_GIVEN REQUEST_:
Return every record exactly as written.

Dataset items
———
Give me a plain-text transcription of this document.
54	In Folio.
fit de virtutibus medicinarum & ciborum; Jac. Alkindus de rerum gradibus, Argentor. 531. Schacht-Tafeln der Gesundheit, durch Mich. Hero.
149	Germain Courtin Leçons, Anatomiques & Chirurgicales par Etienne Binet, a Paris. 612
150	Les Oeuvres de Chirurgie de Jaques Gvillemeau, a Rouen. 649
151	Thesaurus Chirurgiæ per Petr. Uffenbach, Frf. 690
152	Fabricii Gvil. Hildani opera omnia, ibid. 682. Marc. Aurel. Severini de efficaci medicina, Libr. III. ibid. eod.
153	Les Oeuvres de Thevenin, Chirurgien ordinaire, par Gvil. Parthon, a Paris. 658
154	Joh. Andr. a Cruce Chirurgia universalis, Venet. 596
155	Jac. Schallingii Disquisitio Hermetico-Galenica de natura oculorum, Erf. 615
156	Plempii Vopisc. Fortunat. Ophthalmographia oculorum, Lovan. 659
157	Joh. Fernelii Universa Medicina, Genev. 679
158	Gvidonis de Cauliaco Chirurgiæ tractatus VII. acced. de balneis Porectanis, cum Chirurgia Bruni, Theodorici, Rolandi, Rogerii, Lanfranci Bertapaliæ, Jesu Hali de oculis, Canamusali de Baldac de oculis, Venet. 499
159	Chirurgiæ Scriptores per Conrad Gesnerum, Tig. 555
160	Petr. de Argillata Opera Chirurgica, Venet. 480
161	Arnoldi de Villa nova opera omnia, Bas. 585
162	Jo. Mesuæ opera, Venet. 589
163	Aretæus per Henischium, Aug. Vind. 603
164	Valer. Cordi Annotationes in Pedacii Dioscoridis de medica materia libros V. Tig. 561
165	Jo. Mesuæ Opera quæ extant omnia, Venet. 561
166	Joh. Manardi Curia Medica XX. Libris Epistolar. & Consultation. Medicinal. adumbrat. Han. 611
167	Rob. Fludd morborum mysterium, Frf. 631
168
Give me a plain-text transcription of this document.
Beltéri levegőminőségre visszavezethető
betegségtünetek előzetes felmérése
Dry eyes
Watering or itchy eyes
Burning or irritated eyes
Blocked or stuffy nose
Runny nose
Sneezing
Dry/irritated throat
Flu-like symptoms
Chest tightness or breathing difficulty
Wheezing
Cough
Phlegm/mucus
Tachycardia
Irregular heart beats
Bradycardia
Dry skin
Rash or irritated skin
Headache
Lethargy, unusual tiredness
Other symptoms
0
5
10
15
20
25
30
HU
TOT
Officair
———
_WRITTEN REPLY_:
Give me a plain-text transcription of this document.
54	In Folio.
fit de virtutibus medicinarum & ciborum; Jac. Alkindus de rerum gradibus, Argentor. 531. Schacht-Tafeln der Gesundheit, durch Mich. Hero.
149	Germain Courtin Leçons, Anatomiques & Chirurgicales par Etienne Binet, a Paris. 612
150	Les Oeuvres de Chirurgie de Jaques Gvillemeau, a Rouen. 649
151	Thesaurus Chirurgiæ per Petr. Uffenbach, Frf. 690
152	Fabricii Gvil. Hildani opera omnia, ibid. 682. Marc. Aurel. Severini de efficaci medicina, Libr. III. ibid. eod.
153	Les Oeuvres de Thevenin, Chirurgien ordinaire, par Gvil. Parthon, a Paris. 658
154	Joh. Andr. a Cruce Chirurgia universalis, Venet. 596
155	Jac. Schallingii Disquisitio Hermetico-Galenica de natura oculorum, Erf. 615
156	Plempii Vopisc. Fortunat. Ophthalmographia oculorum, Lovan. 659
157	Joh. Fernelii Universa Medicina, Genev. 679
158	Gvidonis de Cauliaco Chirurgiæ tractatus VII. acced. de balneis Porectanis, cum Chirurgia Bruni, Theodorici, Rolandi, Rogerii, Lanfranci Bertapaliæ, Jesu Hali de oculis, Canamusali de Baldac de oculis, Venet. 499
159	Chirurgiæ Scriptores per Conrad Gesnerum, Tig. 555
160	Petr. de Argillata Opera Chirurgica, Venet. 480
161	Arnoldi de Villa nova opera omnia, Bas. 585
162	Jo. Mesuæ opera, Venet. 589
163	Aretæus per Henischium, Aug. Vind. 603
164	Valer. Cordi Annotationes in Pedacii Dioscoridis de medica materia libros V. Tig. 561
165	Jo. Mesuæ Opera quæ extant omnia, Venet. 561
166	Joh. Manardi Curia Medica XX. Libris Epistolar. & Consultation. Medicinal. adumbrat. Han. 611
167	Rob. Fludd morborum mysterium, Frf. 631
168
Give me a plain-text transcription of this document.
Beltéri levegőminőségre visszavezethető
betegségtünetek előzetes felmérése
Dry eyes
Watering or itchy eyes
Burning or irritated eyes
Blocked or stuffy nose
Runny nose
Sneezing
Dry/irritated throat
Flu-like symptoms
Chest tightness or breathing difficulty
Wheezing
Cough
Phlegm/mucus
Tachycardia
Irregular heart beats
Bradycardia
Dry skin
Rash or irritated skin
Headache
Lethargy, unusual tiredness
Other symptoms
0
5
10
15
20
25
30
HU
TOT
Officair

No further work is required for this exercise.